GIVEN INFORMATION:
▽

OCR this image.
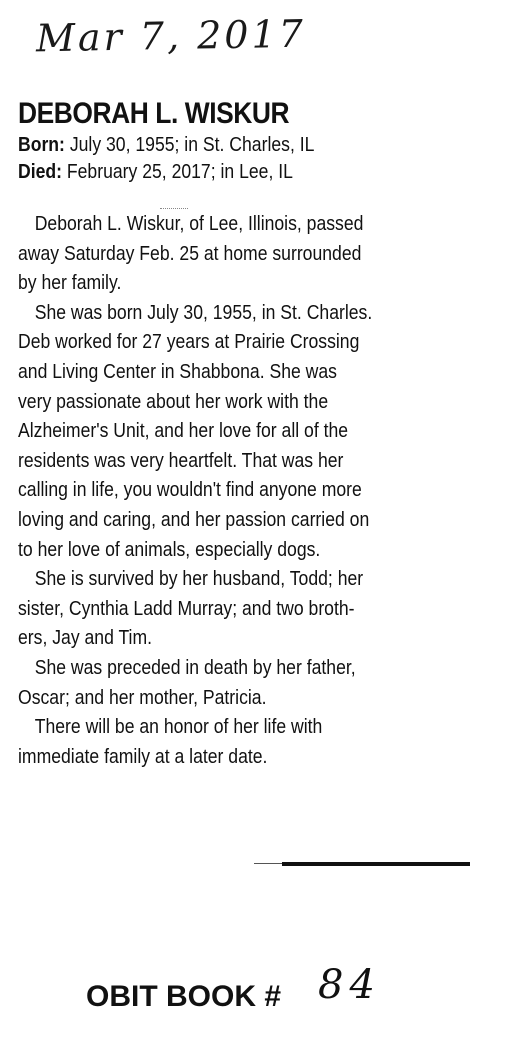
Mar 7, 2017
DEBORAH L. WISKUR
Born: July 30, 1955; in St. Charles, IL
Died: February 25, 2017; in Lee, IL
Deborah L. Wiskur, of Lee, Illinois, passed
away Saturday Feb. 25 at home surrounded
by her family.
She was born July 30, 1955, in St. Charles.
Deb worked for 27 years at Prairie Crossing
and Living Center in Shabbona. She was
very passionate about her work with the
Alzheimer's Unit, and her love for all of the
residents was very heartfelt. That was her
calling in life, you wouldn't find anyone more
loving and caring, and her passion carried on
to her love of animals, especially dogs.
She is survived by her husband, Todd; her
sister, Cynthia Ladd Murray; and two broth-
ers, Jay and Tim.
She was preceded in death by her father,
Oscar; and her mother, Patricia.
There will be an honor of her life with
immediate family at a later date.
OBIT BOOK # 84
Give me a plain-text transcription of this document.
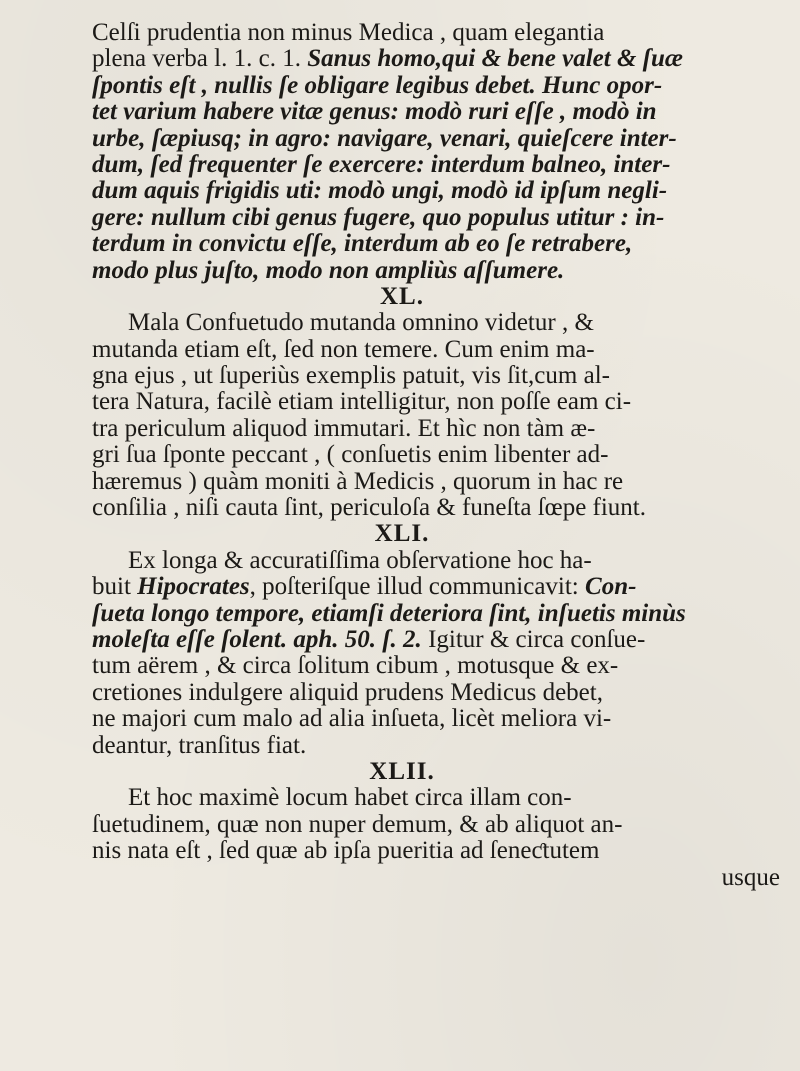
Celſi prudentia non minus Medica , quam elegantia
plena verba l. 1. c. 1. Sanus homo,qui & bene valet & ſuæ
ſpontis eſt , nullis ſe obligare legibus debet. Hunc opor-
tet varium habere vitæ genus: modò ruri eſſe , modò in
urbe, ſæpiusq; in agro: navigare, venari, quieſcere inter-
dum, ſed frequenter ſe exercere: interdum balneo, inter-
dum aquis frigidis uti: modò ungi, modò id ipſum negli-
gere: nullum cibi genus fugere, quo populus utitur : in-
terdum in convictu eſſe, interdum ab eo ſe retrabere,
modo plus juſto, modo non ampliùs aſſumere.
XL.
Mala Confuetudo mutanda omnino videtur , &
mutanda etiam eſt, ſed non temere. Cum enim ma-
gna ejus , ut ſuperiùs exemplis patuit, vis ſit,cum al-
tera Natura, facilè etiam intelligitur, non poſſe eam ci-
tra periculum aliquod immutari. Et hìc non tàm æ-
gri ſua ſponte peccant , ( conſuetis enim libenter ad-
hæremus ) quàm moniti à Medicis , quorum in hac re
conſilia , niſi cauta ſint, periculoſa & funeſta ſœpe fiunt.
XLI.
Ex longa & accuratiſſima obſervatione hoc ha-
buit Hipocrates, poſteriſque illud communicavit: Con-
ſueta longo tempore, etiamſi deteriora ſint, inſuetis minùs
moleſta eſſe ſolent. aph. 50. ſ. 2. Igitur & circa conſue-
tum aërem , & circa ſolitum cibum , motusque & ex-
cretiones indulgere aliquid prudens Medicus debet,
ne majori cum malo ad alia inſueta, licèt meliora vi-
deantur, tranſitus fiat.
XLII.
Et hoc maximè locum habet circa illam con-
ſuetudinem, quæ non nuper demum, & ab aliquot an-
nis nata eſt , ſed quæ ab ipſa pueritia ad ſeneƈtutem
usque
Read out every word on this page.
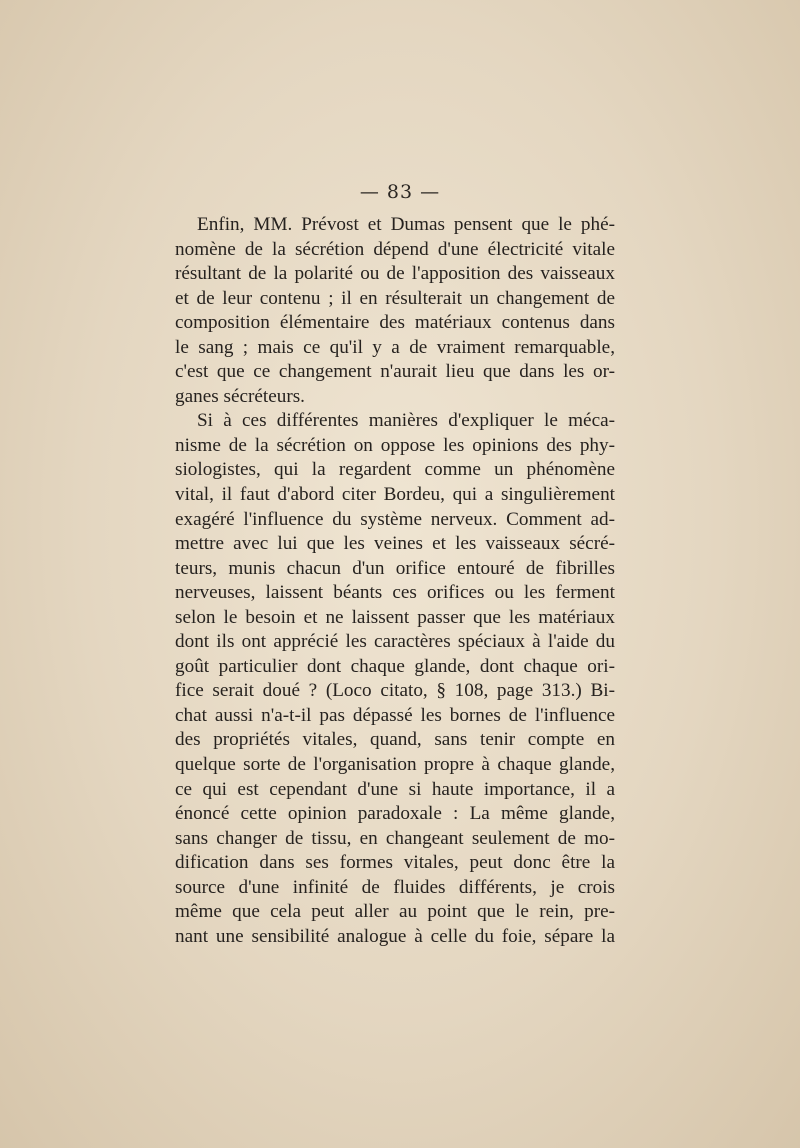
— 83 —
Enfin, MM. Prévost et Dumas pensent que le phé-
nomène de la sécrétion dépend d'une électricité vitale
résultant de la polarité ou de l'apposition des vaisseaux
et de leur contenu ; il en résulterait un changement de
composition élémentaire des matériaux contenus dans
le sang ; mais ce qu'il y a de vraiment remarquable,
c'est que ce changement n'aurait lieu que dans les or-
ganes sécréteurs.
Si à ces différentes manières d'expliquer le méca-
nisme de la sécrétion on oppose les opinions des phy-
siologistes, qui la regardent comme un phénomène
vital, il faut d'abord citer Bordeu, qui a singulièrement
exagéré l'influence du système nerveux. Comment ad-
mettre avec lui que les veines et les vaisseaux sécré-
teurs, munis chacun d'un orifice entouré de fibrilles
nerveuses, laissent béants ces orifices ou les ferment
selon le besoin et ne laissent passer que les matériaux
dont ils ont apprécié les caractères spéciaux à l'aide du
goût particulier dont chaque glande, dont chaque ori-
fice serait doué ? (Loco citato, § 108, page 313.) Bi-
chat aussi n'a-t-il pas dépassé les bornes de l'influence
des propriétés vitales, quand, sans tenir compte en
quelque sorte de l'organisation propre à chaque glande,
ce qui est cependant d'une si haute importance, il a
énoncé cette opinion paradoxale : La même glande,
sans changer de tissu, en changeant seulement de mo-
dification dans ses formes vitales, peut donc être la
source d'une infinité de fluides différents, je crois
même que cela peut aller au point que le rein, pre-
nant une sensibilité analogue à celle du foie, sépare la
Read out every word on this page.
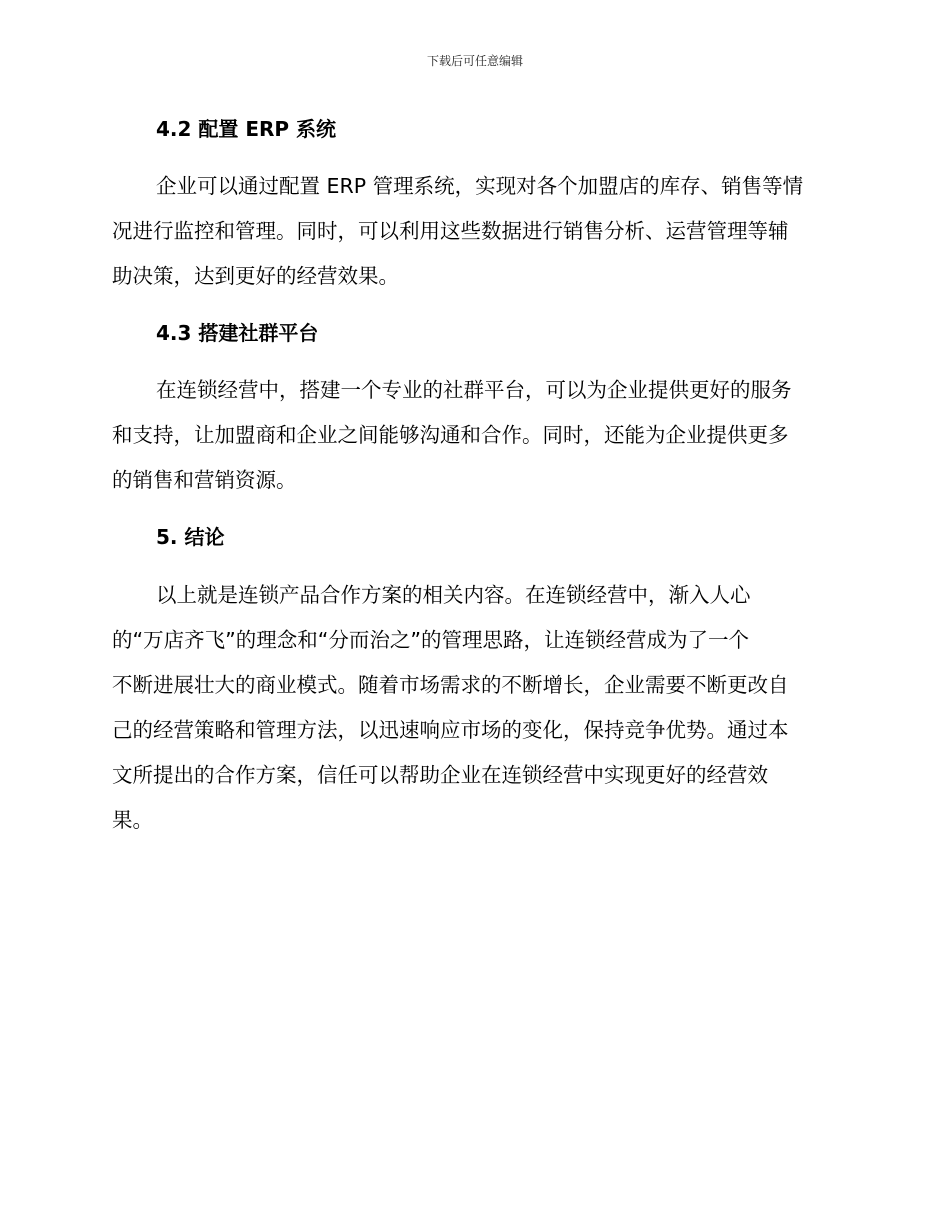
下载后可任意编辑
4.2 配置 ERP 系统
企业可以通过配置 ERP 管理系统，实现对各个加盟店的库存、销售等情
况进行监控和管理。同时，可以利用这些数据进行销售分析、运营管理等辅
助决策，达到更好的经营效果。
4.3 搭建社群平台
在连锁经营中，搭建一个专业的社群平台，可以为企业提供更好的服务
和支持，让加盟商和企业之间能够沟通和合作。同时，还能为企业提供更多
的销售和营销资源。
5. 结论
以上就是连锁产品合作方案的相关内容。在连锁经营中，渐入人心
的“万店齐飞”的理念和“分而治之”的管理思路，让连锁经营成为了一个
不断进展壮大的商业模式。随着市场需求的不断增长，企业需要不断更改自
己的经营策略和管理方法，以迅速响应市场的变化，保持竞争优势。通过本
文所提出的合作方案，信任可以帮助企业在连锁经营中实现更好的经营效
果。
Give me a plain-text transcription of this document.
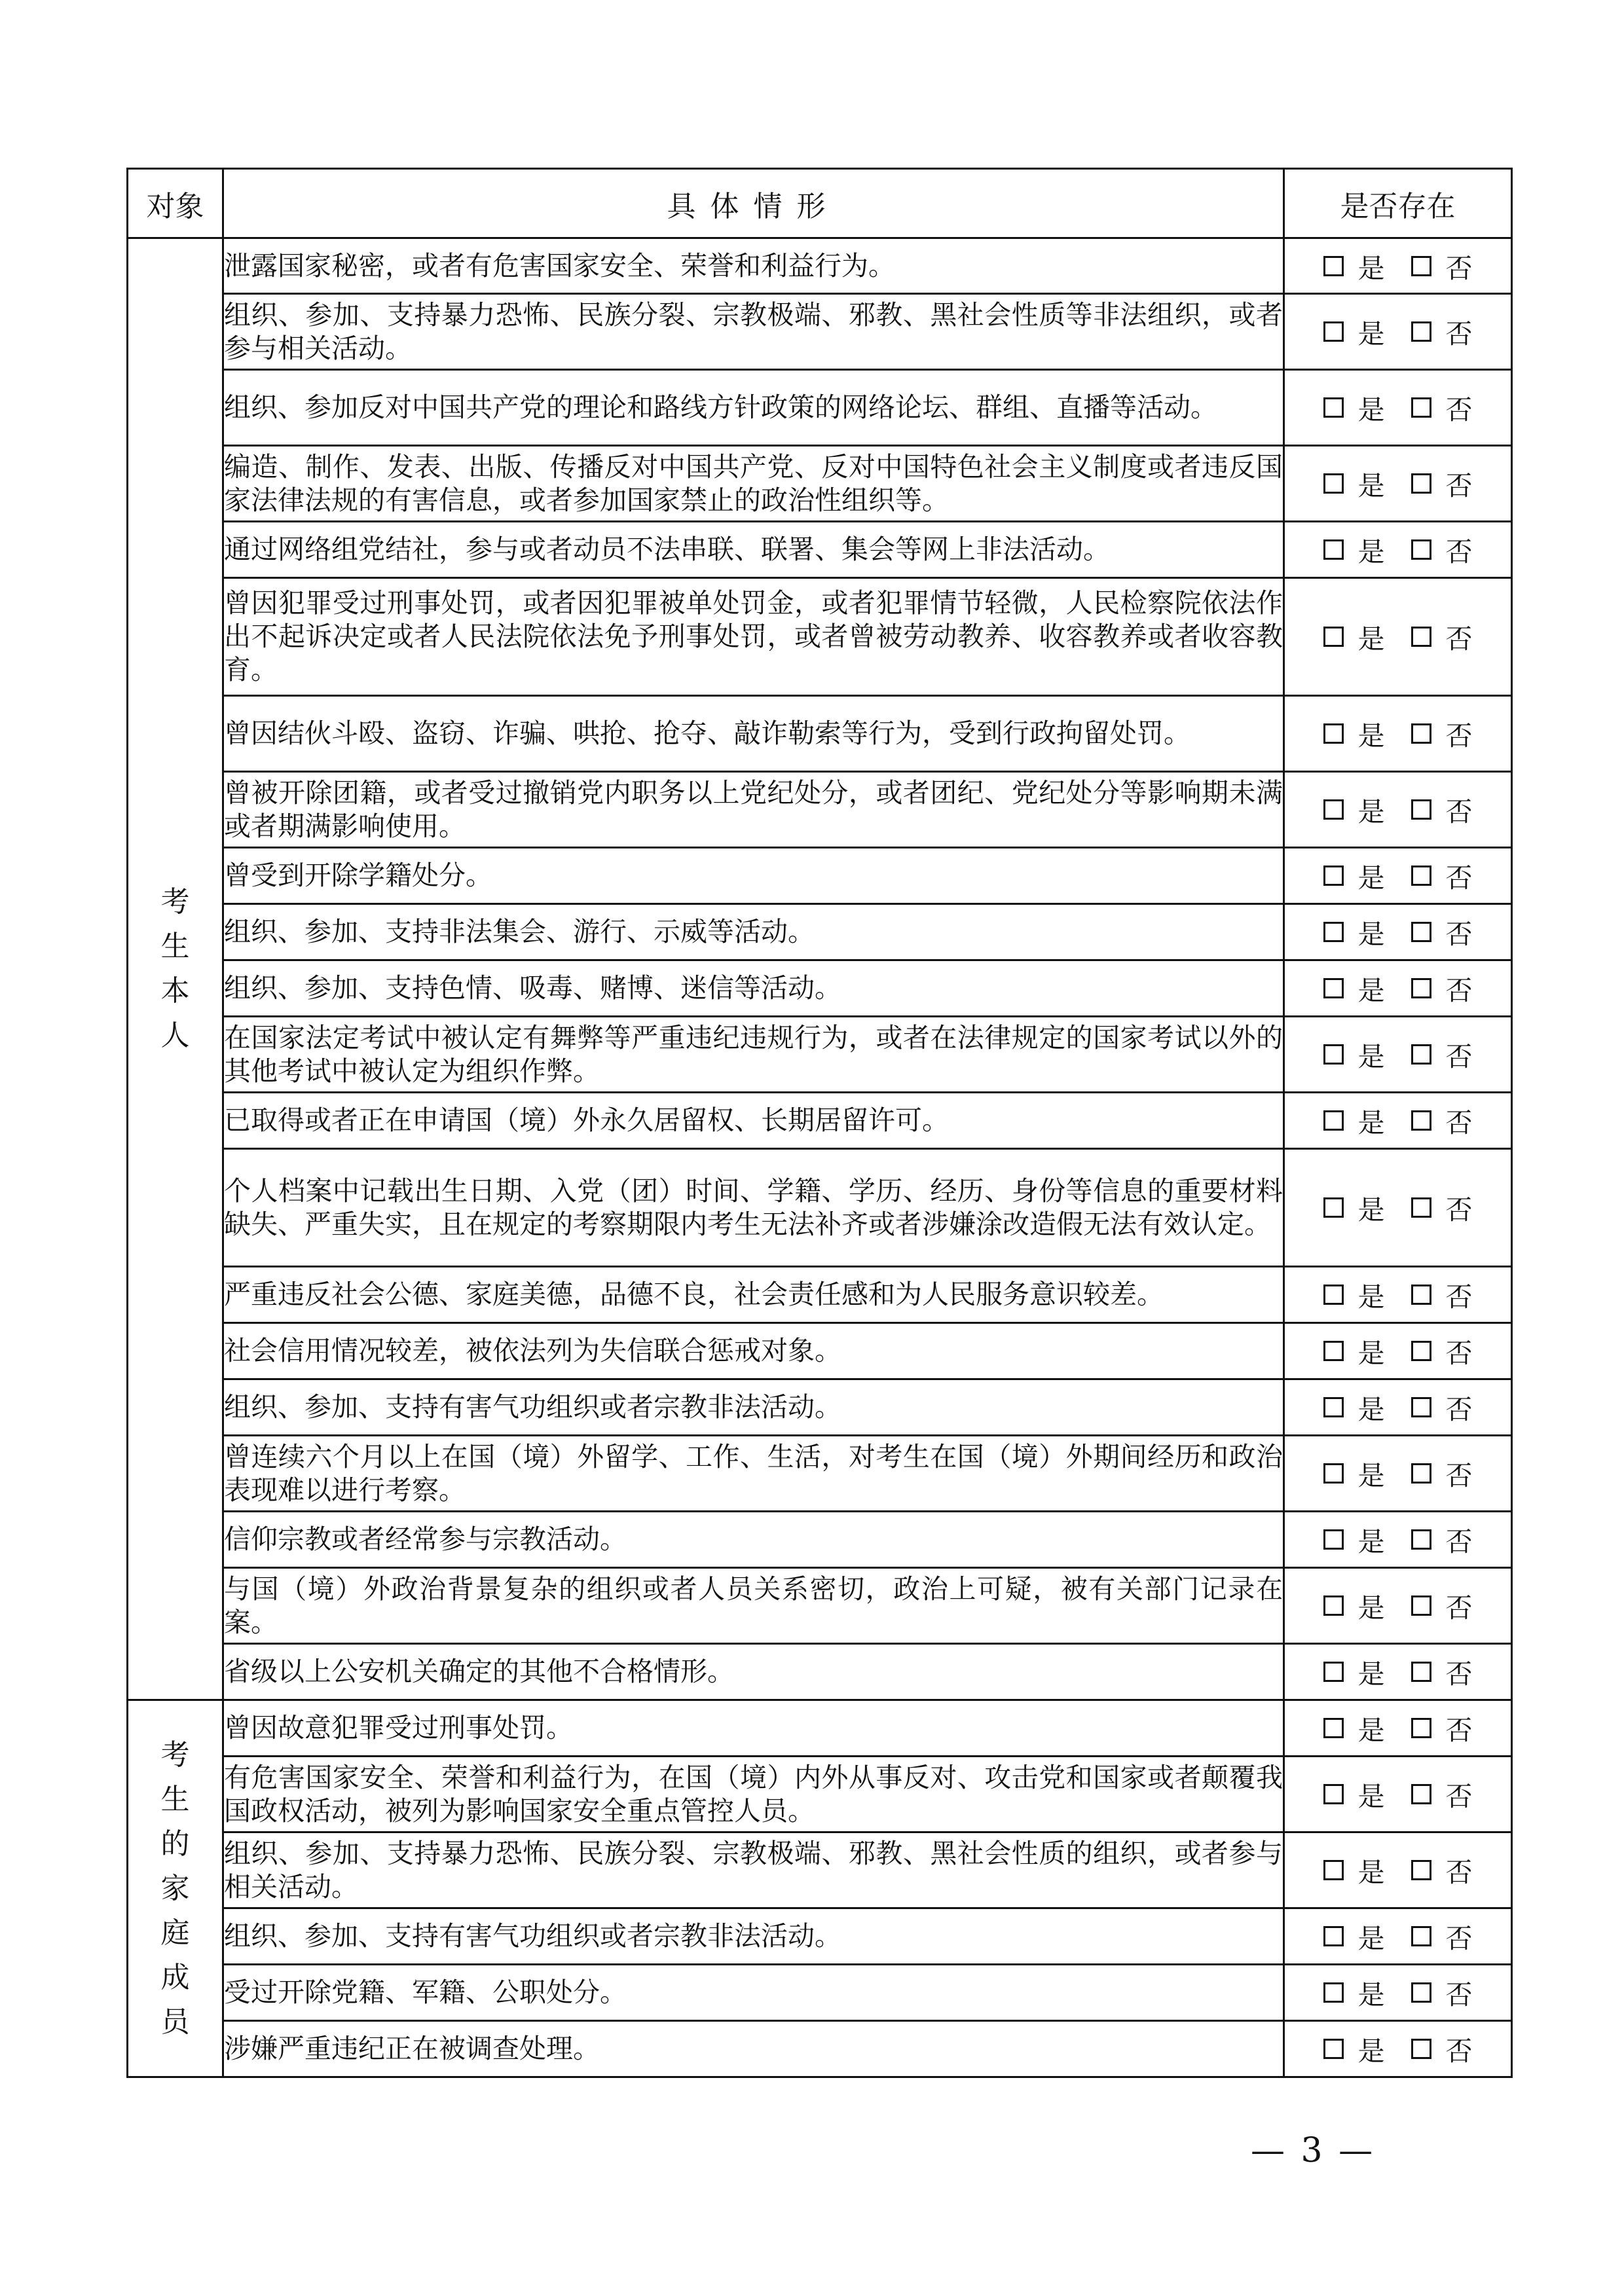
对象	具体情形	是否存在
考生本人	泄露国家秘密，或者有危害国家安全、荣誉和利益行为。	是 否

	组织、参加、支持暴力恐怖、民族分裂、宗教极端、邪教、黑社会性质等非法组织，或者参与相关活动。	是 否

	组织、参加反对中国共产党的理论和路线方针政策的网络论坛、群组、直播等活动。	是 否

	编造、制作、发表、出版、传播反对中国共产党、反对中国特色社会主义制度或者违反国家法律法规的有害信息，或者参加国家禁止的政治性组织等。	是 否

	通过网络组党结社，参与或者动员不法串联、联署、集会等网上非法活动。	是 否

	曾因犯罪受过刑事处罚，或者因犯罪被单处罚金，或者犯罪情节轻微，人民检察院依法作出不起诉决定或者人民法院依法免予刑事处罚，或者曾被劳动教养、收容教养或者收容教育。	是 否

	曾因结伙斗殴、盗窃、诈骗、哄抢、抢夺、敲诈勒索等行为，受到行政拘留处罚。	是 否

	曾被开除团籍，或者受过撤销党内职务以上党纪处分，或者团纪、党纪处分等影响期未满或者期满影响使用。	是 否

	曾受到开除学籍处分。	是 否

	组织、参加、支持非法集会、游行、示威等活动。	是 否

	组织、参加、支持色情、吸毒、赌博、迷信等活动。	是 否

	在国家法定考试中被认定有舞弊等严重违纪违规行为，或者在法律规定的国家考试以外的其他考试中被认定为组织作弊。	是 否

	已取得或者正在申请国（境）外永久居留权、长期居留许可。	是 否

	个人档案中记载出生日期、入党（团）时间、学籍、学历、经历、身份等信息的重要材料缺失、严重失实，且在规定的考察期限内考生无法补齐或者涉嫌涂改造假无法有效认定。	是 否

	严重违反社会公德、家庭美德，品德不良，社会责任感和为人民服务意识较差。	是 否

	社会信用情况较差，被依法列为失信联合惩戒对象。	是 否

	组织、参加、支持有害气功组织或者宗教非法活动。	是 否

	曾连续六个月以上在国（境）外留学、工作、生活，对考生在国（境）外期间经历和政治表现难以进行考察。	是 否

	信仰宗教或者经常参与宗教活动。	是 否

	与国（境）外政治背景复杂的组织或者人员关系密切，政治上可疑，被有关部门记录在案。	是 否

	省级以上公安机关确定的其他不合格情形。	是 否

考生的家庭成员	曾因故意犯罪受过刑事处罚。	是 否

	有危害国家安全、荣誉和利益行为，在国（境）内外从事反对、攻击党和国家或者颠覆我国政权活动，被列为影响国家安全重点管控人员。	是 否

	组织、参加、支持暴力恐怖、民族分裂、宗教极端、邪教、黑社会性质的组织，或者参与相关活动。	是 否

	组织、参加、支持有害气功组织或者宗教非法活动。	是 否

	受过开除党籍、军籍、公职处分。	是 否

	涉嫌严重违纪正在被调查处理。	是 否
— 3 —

△

AIM: Copy each line of the preceding data that contains the string "même".

SOLUTION:
énoncé cette opinion paradoxale : La même glande,
même que cela peut aller au point que le rein, pre-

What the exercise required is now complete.